### Exercise materials

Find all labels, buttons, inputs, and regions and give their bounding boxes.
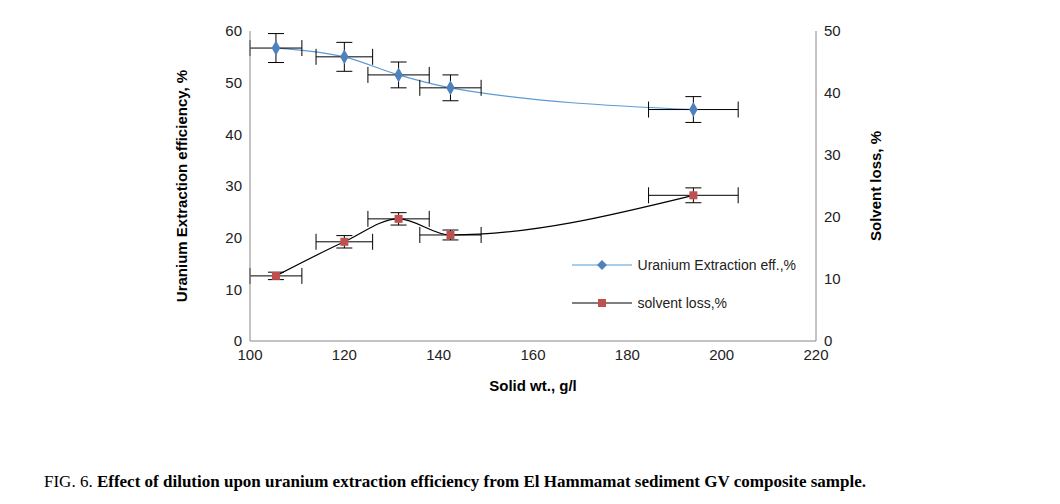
svg-text:0: 0 xyxy=(234,332,242,349)
svg-text:50: 50 xyxy=(225,74,242,91)
svg-text:160: 160 xyxy=(520,346,545,363)
svg-text:10: 10 xyxy=(225,281,242,298)
svg-text:50: 50 xyxy=(824,22,841,39)
svg-text:100: 100 xyxy=(237,345,263,363)
svg-text:30: 30 xyxy=(824,146,841,163)
html-text:Uranium Extraction eff.,%: Uranium Extraction eff.,% xyxy=(637,257,796,273)
svg-text:20: 20 xyxy=(225,229,242,246)
svg-text:60: 60 xyxy=(225,22,242,39)
svg-text:40: 40 xyxy=(225,126,242,143)
svg-text:220: 220 xyxy=(803,345,829,363)
html-text:solvent loss,%: solvent loss,% xyxy=(637,295,727,311)
svg-text:180: 180 xyxy=(615,346,640,363)
svg-text:20: 20 xyxy=(824,208,841,225)
svg-text:Solid wt., g/l: Solid wt., g/l xyxy=(489,377,577,394)
svg-text:10: 10 xyxy=(824,270,841,287)
svg-text:Uranium Extraction efficiency,: Uranium Extraction efficiency, % xyxy=(173,70,190,302)
svg-text:200: 200 xyxy=(709,346,734,363)
svg-text:0: 0 xyxy=(824,332,832,349)
svg-text:Solvent loss, %: Solvent loss, % xyxy=(867,131,884,241)
svg-text:40: 40 xyxy=(824,84,841,101)
html-text:FIG. 6. Effect of dilution upo: FIG. 6. Effect of dilution upon uranium … xyxy=(44,472,866,491)
svg-text:140: 140 xyxy=(426,346,451,363)
svg-text:30: 30 xyxy=(225,177,242,194)
svg-text:120: 120 xyxy=(332,346,357,363)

### Written request
Turn the rows above into a Markdown table with the columns No and Line, numbering each line and skipping blank lines. Leave the pictures out.

### Finished exercise
| No | Line |
|---|---|
| 1 | Find all labels, buttons, inputs, and regions and give their bounding boxes. |
| 2 | svg-text:0: 0 xyxy=(234,332,242,349) |
| 3 | svg-text:50: 50 xyxy=(225,74,242,91) |
| 4 | svg-text:160: 160 xyxy=(520,346,545,363) |
| 5 | svg-text:10: 10 xyxy=(225,281,242,298) |
| 6 | svg-text:50: 50 xyxy=(824,22,841,39) |
| 7 | svg-text:100: 100 xyxy=(237,345,263,363) |
| 8 | svg-text:30: 30 xyxy=(824,146,841,163) |
| 9 | html-text:Uranium Extraction eff.,%: Uranium Extraction eff.,% xyxy=(637,257,796,273) |
| 10 | svg-text:20: 20 xyxy=(225,229,242,246) |
| 11 | svg-text:60: 60 xyxy=(225,22,242,39) |
| 12 | svg-text:40: 40 xyxy=(225,126,242,143) |
| 13 | svg-text:220: 220 xyxy=(803,345,829,363) |
| 14 | html-text:solvent loss,%: solvent loss,% xyxy=(637,295,727,311) |
| 15 | svg-text:180: 180 xyxy=(615,346,640,363) |
| 16 | svg-text:20: 20 xyxy=(824,208,841,225) |
| 17 | svg-text:Solid wt., g/l: Solid wt., g/l xyxy=(489,377,577,394) |
| 18 | svg-text:10: 10 xyxy=(824,270,841,287) |
| 19 | svg-text:Uranium Extraction efficiency,: Uranium Extraction efficiency, % xyxy=(173,70,190,302) |
| 20 | svg-text:200: 200 xyxy=(709,346,734,363) |
| 21 | svg-text:0: 0 xyxy=(824,332,832,349) |
| 22 | svg-text:Solvent loss, %: Solvent loss, % xyxy=(867,131,884,241) |
| 23 | svg-text:40: 40 xyxy=(824,84,841,101) |
| 24 | html-text:FIG. 6. Effect of dilution upo: FIG. 6. Effect of dilution upon uranium … xyxy=(44,472,866,491) |
| 25 | svg-text:140: 140 xyxy=(426,346,451,363) |
| 26 | svg-text:30: 30 xyxy=(225,177,242,194) |
| 27 | svg-text:120: 120 xyxy=(332,346,357,363) |